■ THE TASK ■
Tell how many lines in these records contain the string "Bass", with only the number as the reply.

— start —

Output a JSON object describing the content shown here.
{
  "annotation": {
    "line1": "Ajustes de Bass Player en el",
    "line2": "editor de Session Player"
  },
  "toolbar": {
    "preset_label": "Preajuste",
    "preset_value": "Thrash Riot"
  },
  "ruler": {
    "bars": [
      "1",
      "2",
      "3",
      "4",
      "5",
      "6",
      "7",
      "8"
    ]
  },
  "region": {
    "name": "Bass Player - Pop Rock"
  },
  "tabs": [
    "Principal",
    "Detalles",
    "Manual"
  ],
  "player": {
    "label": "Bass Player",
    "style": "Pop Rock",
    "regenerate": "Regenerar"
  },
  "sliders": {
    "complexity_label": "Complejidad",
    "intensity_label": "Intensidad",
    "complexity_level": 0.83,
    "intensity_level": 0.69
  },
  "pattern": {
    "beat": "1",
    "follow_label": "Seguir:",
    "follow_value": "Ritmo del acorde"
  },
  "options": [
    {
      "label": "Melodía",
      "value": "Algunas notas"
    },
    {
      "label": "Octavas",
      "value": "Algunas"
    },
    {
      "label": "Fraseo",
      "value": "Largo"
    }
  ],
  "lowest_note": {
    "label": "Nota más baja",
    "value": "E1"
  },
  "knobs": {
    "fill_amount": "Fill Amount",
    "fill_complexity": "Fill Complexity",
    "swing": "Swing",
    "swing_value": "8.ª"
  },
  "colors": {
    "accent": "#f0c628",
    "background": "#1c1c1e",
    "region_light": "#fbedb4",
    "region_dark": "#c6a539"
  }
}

— end —
— start —

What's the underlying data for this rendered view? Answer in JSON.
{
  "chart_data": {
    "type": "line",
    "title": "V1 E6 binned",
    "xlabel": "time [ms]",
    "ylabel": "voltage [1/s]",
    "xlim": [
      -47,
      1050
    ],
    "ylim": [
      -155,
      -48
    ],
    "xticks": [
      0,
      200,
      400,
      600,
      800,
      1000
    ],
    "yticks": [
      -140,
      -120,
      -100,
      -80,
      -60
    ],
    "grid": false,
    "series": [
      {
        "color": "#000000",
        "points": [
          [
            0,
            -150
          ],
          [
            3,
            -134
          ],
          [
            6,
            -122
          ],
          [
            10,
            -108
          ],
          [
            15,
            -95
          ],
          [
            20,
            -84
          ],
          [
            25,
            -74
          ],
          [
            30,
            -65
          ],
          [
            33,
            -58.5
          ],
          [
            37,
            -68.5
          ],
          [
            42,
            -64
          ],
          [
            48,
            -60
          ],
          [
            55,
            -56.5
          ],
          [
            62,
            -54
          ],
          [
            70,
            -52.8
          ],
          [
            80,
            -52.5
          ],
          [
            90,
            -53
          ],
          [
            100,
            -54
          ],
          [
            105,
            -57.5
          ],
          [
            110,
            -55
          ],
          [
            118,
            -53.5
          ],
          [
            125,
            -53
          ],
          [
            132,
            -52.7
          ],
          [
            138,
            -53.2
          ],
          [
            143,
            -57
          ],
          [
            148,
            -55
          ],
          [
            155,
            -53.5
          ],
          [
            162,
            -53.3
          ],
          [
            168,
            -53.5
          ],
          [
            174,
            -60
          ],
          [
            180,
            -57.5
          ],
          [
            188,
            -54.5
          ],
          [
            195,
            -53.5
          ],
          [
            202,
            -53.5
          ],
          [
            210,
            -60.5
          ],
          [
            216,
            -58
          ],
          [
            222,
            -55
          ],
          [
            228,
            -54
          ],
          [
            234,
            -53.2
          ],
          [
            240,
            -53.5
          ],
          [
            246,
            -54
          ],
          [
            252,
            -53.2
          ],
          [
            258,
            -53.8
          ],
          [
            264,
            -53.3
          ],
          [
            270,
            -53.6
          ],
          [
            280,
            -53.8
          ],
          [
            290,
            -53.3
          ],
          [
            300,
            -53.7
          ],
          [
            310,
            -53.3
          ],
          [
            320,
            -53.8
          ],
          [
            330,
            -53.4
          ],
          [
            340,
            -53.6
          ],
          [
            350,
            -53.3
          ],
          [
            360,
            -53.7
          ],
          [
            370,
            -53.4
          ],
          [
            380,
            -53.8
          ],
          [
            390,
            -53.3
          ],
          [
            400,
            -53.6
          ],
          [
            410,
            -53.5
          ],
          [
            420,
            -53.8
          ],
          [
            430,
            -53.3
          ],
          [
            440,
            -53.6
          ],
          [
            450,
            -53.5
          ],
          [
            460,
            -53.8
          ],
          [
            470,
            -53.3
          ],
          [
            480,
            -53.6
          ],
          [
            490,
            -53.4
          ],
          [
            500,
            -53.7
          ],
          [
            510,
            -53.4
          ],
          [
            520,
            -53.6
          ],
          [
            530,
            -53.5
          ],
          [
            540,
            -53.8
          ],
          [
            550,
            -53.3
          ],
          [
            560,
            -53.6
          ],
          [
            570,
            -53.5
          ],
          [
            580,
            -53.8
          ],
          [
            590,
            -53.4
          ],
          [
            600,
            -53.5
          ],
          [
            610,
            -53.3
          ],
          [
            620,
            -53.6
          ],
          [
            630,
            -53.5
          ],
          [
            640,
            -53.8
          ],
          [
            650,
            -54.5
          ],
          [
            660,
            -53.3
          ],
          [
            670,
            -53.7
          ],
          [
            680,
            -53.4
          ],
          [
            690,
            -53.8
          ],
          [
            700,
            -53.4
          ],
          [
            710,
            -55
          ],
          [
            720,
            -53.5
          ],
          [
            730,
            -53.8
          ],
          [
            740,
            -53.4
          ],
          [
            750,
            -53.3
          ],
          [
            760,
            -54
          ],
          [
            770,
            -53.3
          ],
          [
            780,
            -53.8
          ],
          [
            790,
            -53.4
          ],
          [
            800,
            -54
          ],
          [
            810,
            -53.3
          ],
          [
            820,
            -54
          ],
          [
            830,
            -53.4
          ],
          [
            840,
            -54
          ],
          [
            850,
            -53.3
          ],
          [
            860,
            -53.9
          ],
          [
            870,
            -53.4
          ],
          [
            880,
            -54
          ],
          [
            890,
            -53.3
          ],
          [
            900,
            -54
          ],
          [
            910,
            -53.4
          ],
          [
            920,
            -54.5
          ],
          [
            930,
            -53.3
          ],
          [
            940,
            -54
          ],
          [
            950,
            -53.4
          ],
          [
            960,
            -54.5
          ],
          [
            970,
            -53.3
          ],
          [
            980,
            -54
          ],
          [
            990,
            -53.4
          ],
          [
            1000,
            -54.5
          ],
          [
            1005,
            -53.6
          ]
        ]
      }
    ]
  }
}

— end —

■ RESULT ■
3